» Your task: Pick every line from the data that holds the word "this".

» Entries shown:
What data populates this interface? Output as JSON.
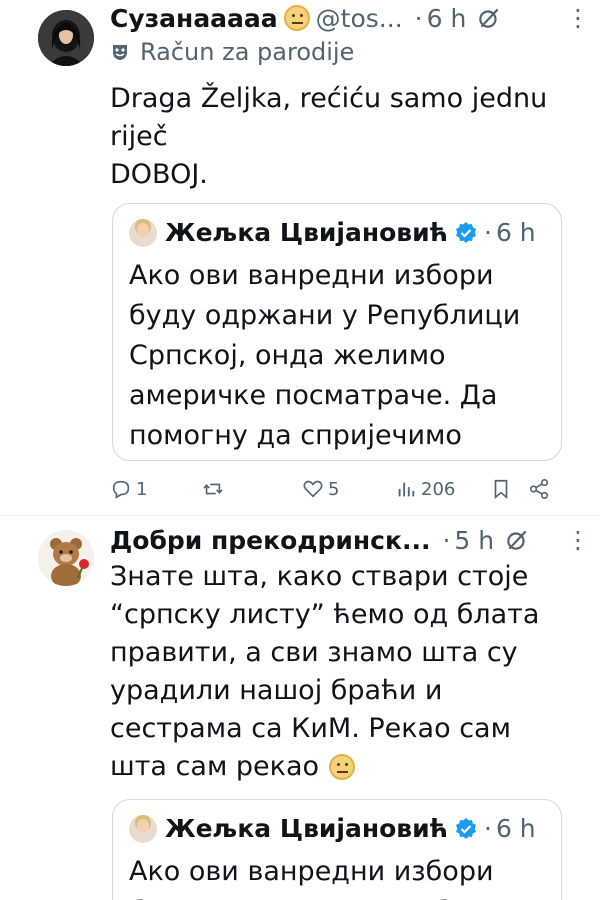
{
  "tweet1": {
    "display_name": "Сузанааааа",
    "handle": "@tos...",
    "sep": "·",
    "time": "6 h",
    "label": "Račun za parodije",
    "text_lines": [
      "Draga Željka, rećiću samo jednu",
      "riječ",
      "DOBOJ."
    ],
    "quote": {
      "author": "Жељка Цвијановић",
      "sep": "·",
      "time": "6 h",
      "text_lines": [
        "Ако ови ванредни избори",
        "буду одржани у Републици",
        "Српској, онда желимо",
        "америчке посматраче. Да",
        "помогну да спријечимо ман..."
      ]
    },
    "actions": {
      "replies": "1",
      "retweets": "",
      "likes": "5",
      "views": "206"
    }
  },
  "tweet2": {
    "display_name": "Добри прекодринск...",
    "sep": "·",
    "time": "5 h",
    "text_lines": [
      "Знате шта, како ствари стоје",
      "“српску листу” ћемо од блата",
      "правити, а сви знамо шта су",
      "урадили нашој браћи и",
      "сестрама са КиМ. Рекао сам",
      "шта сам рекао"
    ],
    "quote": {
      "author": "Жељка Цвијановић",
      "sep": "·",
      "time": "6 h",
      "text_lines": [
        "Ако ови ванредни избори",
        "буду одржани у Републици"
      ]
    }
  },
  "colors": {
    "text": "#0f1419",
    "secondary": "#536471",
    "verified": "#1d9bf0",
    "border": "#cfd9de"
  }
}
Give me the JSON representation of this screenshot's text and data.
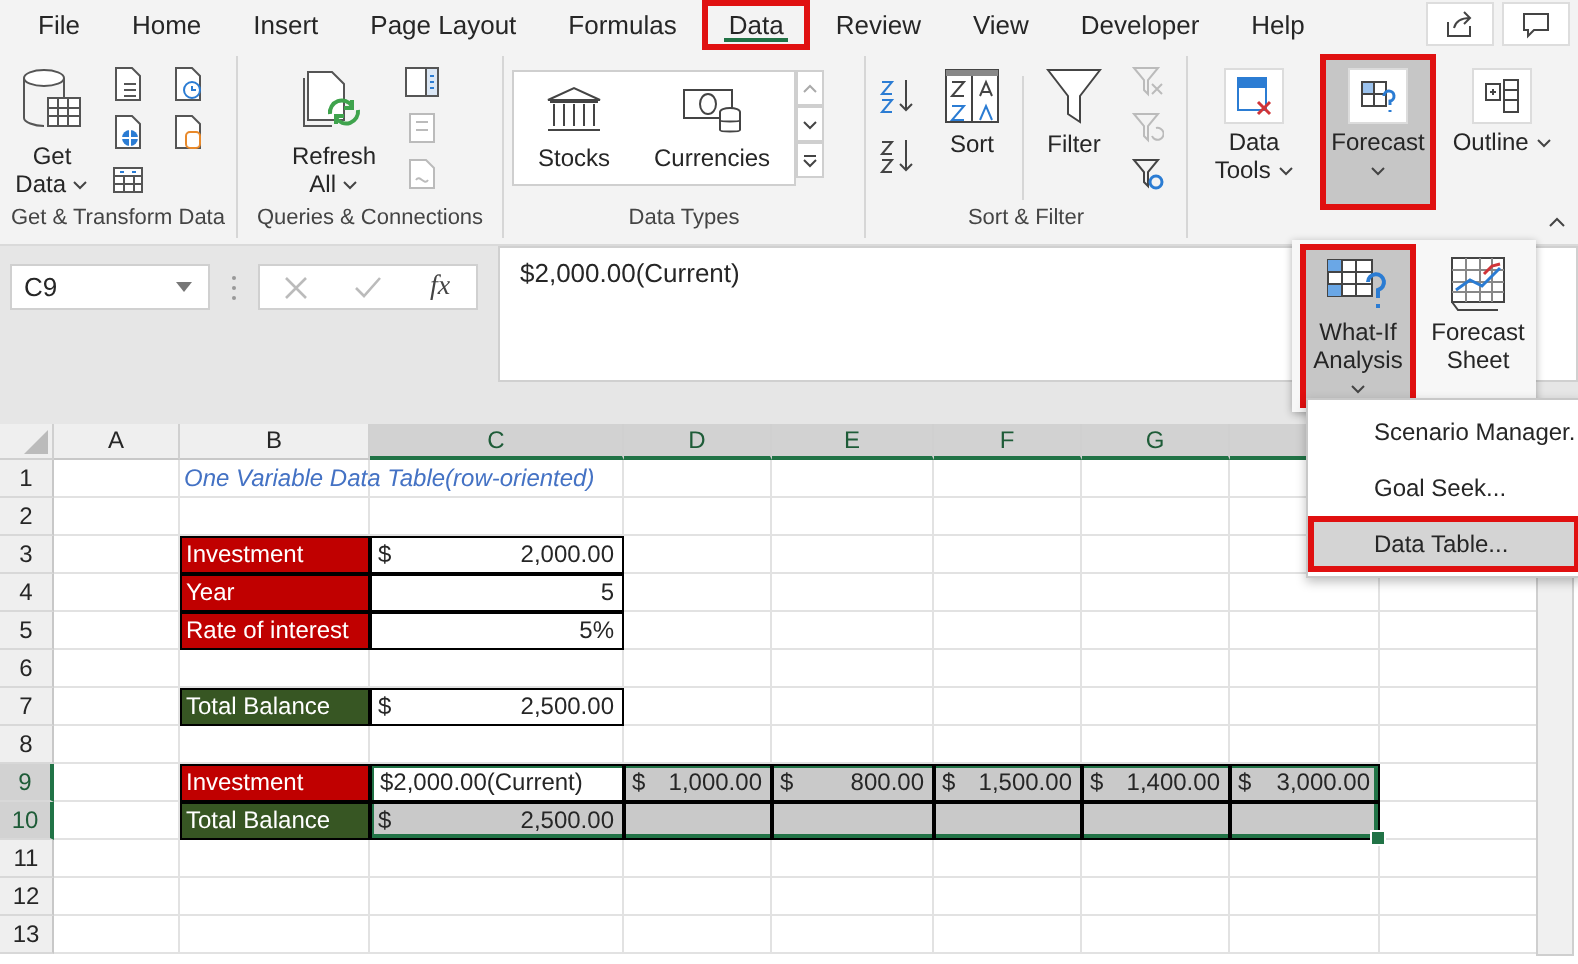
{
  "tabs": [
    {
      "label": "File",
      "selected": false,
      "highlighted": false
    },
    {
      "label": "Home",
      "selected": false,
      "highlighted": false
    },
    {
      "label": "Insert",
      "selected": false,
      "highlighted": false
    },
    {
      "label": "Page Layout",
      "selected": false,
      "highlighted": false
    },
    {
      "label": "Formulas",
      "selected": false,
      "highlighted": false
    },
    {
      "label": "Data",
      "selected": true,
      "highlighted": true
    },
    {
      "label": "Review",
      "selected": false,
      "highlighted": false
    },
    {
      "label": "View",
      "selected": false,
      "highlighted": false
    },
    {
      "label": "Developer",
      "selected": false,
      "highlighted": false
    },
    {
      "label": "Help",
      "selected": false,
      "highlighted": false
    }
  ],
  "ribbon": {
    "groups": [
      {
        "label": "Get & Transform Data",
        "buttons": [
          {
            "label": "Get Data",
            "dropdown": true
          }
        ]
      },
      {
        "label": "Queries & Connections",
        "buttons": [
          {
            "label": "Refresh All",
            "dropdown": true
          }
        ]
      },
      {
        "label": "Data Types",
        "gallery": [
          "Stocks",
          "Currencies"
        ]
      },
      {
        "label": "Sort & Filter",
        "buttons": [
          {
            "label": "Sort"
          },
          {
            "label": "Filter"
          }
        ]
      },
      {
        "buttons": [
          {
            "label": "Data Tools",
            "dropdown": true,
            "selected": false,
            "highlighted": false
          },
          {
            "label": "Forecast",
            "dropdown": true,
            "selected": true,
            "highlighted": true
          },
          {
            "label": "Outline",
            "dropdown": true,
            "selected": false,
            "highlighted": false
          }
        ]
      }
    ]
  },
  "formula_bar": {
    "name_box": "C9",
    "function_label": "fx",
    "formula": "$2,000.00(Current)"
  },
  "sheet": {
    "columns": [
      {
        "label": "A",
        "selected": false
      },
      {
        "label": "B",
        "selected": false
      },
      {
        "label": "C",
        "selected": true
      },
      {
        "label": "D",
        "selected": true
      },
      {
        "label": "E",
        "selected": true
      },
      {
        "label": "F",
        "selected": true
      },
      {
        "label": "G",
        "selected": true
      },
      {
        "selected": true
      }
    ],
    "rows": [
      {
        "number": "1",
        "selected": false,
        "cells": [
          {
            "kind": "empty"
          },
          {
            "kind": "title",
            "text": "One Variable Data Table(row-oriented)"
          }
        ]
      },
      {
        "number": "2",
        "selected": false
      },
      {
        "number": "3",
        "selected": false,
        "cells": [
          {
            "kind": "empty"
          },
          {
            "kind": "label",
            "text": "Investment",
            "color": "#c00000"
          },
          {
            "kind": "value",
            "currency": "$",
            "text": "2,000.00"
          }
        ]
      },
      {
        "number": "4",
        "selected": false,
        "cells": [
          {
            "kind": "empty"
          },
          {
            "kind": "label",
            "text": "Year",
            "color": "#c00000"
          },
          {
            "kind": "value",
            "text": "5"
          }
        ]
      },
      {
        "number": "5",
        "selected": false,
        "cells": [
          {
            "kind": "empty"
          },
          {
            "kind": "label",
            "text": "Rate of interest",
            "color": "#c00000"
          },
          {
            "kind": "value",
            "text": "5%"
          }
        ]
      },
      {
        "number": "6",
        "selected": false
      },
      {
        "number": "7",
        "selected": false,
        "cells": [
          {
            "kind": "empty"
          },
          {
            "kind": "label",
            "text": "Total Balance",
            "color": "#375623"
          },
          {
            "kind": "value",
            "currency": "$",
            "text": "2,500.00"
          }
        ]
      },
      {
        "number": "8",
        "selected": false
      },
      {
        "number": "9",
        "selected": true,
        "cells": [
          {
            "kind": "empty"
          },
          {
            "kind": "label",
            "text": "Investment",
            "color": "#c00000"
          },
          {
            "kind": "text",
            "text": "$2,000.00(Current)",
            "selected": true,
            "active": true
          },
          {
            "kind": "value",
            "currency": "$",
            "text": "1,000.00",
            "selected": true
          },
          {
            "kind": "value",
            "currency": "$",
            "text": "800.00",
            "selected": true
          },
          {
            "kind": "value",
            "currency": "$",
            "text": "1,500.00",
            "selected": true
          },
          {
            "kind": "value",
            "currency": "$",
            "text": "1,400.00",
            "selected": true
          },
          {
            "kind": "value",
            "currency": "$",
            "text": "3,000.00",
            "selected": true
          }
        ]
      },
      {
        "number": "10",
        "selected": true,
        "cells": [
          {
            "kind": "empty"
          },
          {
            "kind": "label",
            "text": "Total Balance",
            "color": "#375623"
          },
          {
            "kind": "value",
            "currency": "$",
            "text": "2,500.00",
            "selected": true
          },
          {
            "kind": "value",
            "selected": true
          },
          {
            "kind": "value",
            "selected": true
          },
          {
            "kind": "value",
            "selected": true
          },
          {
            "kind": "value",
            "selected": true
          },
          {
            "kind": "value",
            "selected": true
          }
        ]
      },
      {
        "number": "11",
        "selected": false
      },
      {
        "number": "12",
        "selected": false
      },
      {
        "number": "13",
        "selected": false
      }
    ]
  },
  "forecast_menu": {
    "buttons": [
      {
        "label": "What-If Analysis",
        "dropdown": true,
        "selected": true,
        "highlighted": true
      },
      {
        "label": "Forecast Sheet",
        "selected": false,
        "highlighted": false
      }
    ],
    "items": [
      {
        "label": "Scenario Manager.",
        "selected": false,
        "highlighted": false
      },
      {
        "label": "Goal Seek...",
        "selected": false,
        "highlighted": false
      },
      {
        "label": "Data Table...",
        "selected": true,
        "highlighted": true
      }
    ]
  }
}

» In response:
What data populates this interface? Output as JSON.
Give me the JSON representation of this screenshot's text and data.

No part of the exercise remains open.